_WHAT TO PRODUCE_.
Of all the lines in the material, how many contain the word "benefit"? State the number alone.

START DATA IN THIS EXERCISE

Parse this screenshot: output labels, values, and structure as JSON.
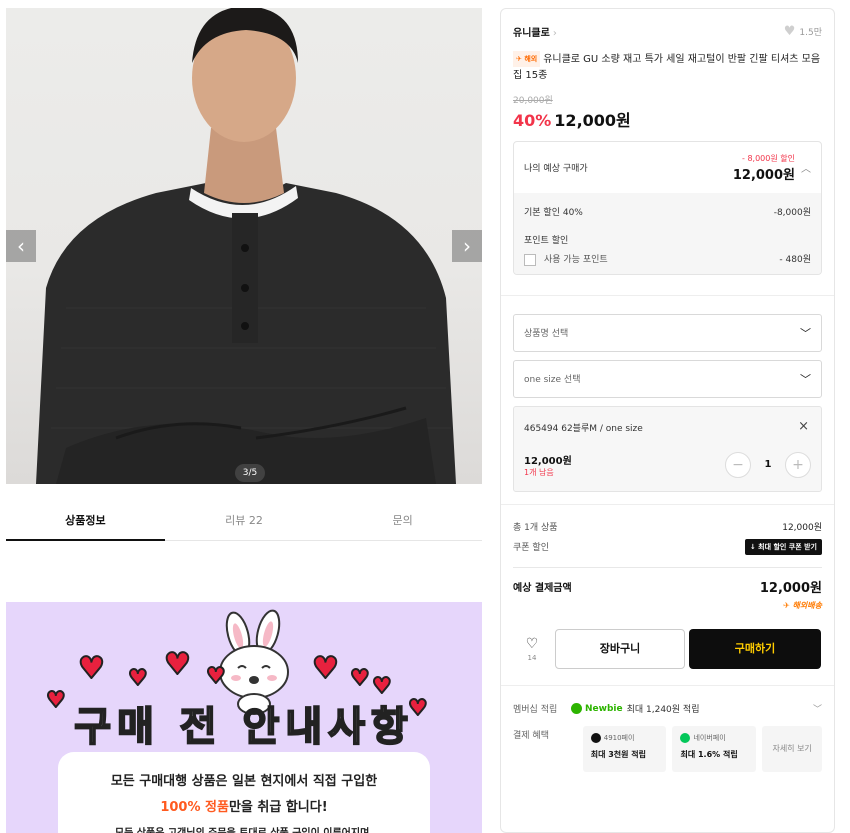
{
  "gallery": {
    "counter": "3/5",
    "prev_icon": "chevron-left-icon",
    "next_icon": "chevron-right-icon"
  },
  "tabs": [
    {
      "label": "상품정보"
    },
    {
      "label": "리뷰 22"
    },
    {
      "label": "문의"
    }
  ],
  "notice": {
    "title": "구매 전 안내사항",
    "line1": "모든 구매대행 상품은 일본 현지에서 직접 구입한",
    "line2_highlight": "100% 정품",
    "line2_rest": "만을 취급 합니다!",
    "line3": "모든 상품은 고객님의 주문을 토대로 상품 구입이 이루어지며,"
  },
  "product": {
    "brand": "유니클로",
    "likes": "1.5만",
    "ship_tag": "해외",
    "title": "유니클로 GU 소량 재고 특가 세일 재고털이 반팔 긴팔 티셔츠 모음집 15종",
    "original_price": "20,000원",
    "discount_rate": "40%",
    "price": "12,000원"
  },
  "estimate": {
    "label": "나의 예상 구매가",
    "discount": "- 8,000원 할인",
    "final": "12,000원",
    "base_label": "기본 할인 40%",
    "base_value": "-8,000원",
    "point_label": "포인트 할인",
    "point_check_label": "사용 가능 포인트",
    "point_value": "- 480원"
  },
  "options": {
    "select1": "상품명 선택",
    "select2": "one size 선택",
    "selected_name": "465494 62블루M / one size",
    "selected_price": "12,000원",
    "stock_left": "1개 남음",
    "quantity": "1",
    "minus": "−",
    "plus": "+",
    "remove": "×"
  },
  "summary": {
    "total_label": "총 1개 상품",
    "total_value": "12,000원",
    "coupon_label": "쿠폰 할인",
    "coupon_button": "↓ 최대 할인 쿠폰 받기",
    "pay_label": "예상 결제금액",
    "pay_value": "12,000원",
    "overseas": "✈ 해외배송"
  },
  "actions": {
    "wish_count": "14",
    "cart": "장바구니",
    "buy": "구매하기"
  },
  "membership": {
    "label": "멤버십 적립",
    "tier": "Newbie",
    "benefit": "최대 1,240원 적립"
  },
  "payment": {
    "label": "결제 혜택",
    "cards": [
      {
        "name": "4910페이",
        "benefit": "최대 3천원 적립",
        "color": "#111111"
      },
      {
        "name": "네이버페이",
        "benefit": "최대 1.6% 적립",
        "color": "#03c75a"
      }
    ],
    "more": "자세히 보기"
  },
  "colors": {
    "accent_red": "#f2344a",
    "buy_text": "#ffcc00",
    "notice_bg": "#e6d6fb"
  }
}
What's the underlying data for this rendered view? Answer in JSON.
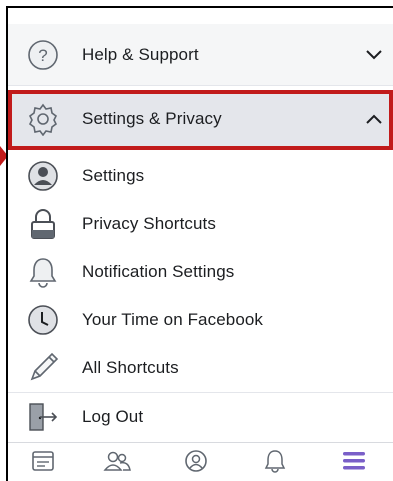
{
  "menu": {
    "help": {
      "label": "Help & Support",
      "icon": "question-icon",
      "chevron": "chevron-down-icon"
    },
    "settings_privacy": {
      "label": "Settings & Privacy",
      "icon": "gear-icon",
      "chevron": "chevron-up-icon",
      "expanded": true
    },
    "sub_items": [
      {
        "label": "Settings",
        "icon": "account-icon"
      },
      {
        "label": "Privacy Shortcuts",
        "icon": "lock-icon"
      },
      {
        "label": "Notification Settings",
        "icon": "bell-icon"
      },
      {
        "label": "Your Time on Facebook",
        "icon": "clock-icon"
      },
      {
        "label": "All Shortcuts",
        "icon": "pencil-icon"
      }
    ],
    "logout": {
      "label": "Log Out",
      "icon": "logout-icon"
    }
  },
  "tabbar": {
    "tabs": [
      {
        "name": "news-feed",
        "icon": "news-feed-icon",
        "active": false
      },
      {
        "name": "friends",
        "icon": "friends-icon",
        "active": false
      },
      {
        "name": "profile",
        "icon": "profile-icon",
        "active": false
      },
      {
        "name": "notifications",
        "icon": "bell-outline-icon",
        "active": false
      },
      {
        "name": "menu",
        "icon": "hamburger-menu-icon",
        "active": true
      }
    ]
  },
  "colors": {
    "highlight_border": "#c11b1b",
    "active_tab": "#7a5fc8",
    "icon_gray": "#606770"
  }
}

END DATA IN THIS EXERCISE

_RESPONSE TO THIS EXERCISE_.
3